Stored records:
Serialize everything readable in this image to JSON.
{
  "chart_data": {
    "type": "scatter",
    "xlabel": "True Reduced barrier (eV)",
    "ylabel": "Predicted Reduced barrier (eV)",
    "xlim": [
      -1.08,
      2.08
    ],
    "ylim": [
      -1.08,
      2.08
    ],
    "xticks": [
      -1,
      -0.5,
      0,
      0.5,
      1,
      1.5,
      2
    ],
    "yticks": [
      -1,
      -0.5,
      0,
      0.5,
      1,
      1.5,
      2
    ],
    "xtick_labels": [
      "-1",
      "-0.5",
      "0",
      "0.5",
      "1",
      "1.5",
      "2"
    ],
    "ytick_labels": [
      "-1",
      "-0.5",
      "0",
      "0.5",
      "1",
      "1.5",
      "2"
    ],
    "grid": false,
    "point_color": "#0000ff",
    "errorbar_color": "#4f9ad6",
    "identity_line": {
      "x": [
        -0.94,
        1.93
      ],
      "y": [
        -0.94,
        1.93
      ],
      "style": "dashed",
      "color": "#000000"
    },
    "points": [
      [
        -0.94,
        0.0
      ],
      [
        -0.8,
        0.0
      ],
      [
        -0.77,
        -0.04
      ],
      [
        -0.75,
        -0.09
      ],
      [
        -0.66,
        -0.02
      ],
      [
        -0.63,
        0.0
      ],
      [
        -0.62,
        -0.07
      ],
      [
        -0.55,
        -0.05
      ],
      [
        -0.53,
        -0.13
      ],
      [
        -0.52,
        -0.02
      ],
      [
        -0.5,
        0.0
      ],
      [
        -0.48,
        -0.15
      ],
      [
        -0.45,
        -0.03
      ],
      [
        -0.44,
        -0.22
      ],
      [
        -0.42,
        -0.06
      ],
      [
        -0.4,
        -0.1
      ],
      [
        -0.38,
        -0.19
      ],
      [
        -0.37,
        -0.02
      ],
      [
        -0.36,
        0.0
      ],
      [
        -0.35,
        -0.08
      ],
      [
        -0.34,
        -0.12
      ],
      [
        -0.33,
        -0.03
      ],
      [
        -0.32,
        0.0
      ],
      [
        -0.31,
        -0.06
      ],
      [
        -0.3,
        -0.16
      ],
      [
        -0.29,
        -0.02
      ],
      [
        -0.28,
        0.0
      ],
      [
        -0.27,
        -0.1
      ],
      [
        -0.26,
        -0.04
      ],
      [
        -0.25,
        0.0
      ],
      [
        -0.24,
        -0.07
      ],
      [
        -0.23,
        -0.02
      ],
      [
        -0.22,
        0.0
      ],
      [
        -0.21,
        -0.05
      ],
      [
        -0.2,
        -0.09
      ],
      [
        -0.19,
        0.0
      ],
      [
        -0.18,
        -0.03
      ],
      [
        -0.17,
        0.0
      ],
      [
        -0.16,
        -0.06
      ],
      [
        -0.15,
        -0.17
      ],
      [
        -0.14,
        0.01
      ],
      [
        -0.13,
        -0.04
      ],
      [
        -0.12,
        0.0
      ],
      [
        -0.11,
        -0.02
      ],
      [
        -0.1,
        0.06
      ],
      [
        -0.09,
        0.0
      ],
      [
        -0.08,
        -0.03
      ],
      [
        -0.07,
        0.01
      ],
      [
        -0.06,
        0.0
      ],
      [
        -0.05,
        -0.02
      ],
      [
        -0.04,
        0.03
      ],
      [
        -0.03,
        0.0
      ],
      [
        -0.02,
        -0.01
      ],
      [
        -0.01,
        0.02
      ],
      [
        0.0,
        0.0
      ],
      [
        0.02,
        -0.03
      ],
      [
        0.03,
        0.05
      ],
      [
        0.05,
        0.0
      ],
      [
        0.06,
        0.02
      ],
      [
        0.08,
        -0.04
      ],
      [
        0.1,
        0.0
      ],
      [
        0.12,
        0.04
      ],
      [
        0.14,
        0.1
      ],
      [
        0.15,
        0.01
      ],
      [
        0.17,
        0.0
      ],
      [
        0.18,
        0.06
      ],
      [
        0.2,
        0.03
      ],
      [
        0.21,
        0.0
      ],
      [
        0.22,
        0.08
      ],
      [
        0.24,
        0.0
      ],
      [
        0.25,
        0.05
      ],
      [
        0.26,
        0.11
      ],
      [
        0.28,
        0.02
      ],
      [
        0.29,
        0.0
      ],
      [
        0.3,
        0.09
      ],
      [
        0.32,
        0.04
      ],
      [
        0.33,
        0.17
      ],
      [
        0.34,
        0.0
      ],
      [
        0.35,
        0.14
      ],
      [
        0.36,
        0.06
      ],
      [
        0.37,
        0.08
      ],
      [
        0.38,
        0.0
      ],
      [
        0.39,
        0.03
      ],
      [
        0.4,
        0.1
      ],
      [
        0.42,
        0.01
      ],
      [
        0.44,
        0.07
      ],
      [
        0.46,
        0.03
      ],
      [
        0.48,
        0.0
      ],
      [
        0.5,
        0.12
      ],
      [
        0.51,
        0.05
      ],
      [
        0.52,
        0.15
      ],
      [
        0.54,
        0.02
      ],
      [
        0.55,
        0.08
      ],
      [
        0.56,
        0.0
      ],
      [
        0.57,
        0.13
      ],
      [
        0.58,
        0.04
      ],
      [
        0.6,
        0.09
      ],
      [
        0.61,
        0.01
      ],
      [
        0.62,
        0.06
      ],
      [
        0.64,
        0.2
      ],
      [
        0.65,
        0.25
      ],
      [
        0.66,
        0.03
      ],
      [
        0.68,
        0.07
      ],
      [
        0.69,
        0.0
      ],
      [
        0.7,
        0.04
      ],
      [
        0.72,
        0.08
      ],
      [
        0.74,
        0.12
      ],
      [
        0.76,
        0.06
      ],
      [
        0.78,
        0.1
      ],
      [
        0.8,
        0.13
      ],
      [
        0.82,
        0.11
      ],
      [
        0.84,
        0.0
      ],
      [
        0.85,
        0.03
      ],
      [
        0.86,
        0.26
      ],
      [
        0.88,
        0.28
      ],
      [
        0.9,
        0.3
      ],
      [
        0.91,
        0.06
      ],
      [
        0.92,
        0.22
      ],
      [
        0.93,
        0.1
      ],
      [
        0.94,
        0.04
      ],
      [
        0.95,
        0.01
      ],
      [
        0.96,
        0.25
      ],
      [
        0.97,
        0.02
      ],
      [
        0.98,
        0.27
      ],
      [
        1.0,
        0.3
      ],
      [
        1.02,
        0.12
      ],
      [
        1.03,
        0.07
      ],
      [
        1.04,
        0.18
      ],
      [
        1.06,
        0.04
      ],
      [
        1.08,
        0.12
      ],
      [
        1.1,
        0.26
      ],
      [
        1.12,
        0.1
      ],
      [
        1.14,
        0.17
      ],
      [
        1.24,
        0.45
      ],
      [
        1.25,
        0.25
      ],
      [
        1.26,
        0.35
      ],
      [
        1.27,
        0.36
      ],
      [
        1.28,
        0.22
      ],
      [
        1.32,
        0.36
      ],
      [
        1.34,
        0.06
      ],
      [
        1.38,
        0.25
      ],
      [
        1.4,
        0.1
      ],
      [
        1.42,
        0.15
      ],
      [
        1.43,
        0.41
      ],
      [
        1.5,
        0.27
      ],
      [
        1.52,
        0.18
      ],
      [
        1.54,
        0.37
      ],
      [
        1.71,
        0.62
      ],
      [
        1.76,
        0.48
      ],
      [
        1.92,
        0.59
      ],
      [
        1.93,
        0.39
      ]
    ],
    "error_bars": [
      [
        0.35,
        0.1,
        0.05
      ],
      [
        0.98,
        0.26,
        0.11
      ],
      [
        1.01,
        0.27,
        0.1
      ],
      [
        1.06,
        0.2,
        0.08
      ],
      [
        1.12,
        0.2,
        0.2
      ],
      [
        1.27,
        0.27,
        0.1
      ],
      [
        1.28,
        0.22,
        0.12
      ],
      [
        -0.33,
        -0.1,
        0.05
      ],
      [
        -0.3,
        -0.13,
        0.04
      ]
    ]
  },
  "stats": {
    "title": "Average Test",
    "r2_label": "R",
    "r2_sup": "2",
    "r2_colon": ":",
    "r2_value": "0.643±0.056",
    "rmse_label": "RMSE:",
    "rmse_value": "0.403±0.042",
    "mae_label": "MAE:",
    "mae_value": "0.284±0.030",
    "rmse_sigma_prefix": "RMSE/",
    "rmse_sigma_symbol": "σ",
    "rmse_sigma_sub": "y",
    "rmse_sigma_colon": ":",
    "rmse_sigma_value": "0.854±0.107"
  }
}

[Required task]:
Collect every line with the string "barrier" from the records, and copy each.

[Answer to this task]:
    "xlabel": "True Reduced barrier (eV)",
    "ylabel": "Predicted Reduced barrier (eV)",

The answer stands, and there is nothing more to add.